Count the lines in the entries below that include the word "രവർത". Give nothing but the number.

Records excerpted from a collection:
● ● ●
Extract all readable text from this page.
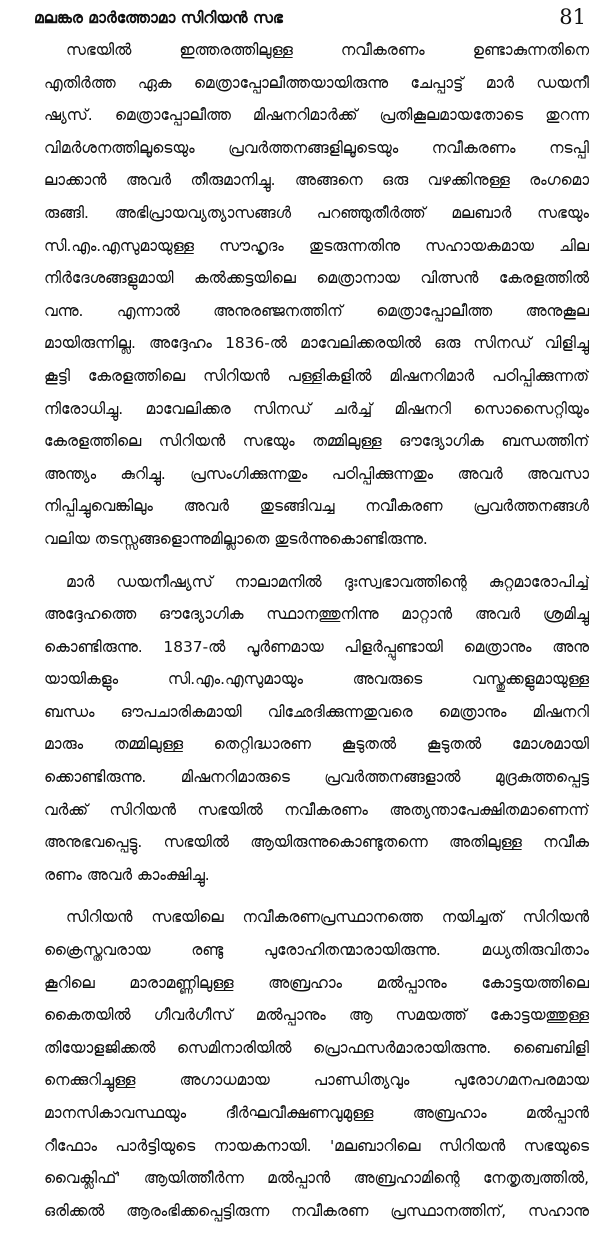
മലങ്കര മാർത്തോമാ സിറിയൻ സഭ	81
സഭയിൽ ഇത്തരത്തിലുള്ള നവീകരണം ഉണ്ടാകുന്നതിനെ
എതിർത്ത ഏക മെത്രാപ്പോലീത്തയായിരുന്നു ചേപ്പാട്ട് മാർ ഡയനീ
ഷ്യസ്. മെത്രാപ്പോലീത്ത മിഷനറിമാർക്ക് പ്രതികൂലമായതോടെ തുറന്ന
വിമർശനത്തിലൂടെയും പ്രവർത്തനങ്ങളിലൂടെയും നവീകരണം നടപ്പി
ലാക്കാൻ അവർ തീരുമാനിച്ചു. അങ്ങനെ ഒരു വഴക്കിനുള്ള രംഗമൊ
രുങ്ങി. അഭിപ്രായവ്യത്യാസങ്ങൾ പറഞ്ഞുതീർത്ത് മലബാർ സഭയും
സി.എം.എസുമായുള്ള സൗഹൃദം തുടരുന്നതിനു സഹായകമായ ചില
നിർദേശങ്ങളുമായി കൽക്കട്ടയിലെ മെത്രാനായ വിത്സൻ കേരളത്തിൽ
വന്നു. എന്നാൽ അനുരഞ്ജനത്തിന് മെത്രാപ്പോലീത്ത അനുകൂല
മായിരുന്നില്ല. അദ്ദേഹം 1836-ൽ മാവേലിക്കരയിൽ ഒരു സിനഡ് വിളിച്ചു
കൂട്ടി കേരളത്തിലെ സിറിയൻ പള്ളികളിൽ മിഷനറിമാർ പഠിപ്പിക്കുന്നത്
നിരോധിച്ചു. മാവേലിക്കര സിനഡ് ചർച്ച് മിഷനറി സൊസൈറ്റിയും
കേരളത്തിലെ സിറിയൻ സഭയും തമ്മിലുള്ള ഔദ്യോഗിക ബന്ധത്തിന്
അന്ത്യം കുറിച്ചു. പ്രസംഗിക്കുന്നതും പഠിപ്പിക്കുന്നതും അവർ അവസാ
നിപ്പിച്ചുവെങ്കിലും അവർ തുടങ്ങിവച്ച നവീകരണ പ്രവർത്തനങ്ങൾ
വലിയ തടസ്സങ്ങളൊന്നുമില്ലാതെ തുടർന്നുകൊണ്ടിരുന്നു.
മാർ ഡയനീഷ്യസ് നാലാമനിൽ ദുഃസ്വഭാവത്തിന്റെ കുറ്റമാരോപിച്ച്
അദ്ദേഹത്തെ ഔദ്യോഗിക സ്ഥാനത്തുനിന്നു മാറ്റാൻ അവർ ശ്രമിച്ചു
കൊണ്ടിരുന്നു. 1837-ൽ പൂർണമായ പിളർപ്പുണ്ടായി മെത്രാനും അനു
യായികളും സി.എം.എസുമായും അവരുടെ വസ്തുക്കളുമായുള്ള
ബന്ധം ഔപചാരികമായി വിഛേദിക്കുന്നതുവരെ മെത്രാനും മിഷനറി
മാരും തമ്മിലുള്ള തെറ്റിദ്ധാരണ കൂടുതൽ കൂടുതൽ മോശമായി
ക്കൊണ്ടിരുന്നു. മിഷനറിമാരുടെ പ്രവർത്തനങ്ങളാൽ മുദ്രകുത്തപ്പെട്ട
വർക്ക് സിറിയൻ സഭയിൽ നവീകരണം അത്യന്താപേക്ഷിതമാണെന്ന്
അനുഭവപ്പെട്ടു. സഭയിൽ ആയിരുന്നുകൊണ്ടുതന്നെ അതിലുള്ള നവീക
രണം അവർ കാംക്ഷിച്ചു.
സിറിയൻ സഭയിലെ നവീകരണപ്രസ്ഥാനത്തെ നയിച്ചത് സിറിയൻ
ക്രൈസ്തവരായ രണ്ടു പുരോഹിതന്മാരായിരുന്നു. മധ്യതിരുവിതാം
കൂറിലെ മാരാമണ്ണിലുള്ള അബ്രഹാം മൽപ്പാനും കോട്ടയത്തിലെ
കൈതയിൽ ഗീവർഗീസ് മൽപ്പാനും ആ സമയത്ത് കോട്ടയത്തുള്ള
തിയോളജിക്കൽ സെമിനാരിയിൽ പ്രൊഫസർമാരായിരുന്നു. ബൈബിളി
നെക്കുറിച്ചുള്ള അഗാധമായ പാണ്ഡിത്യവും പുരോഗമനപരമായ
മാനസികാവസ്ഥയും ദീർഘവീക്ഷണവുമുള്ള അബ്രഹാം മൽപ്പാൻ
റീഫോം പാർട്ടിയുടെ നായകനായി. 'മലബാറിലെ സിറിയൻ സഭയുടെ
വൈക്ലിഫ്' ആയിത്തീർന്ന മൽപ്പാൻ അബ്രഹാമിന്റെ നേതൃത്വത്തിൽ,
ഒരിക്കൽ ആരംഭിക്കപ്പെട്ടിരുന്ന നവീകരണ പ്രസ്ഥാനത്തിന്, സഹാനു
● ● ●
The reply ::
3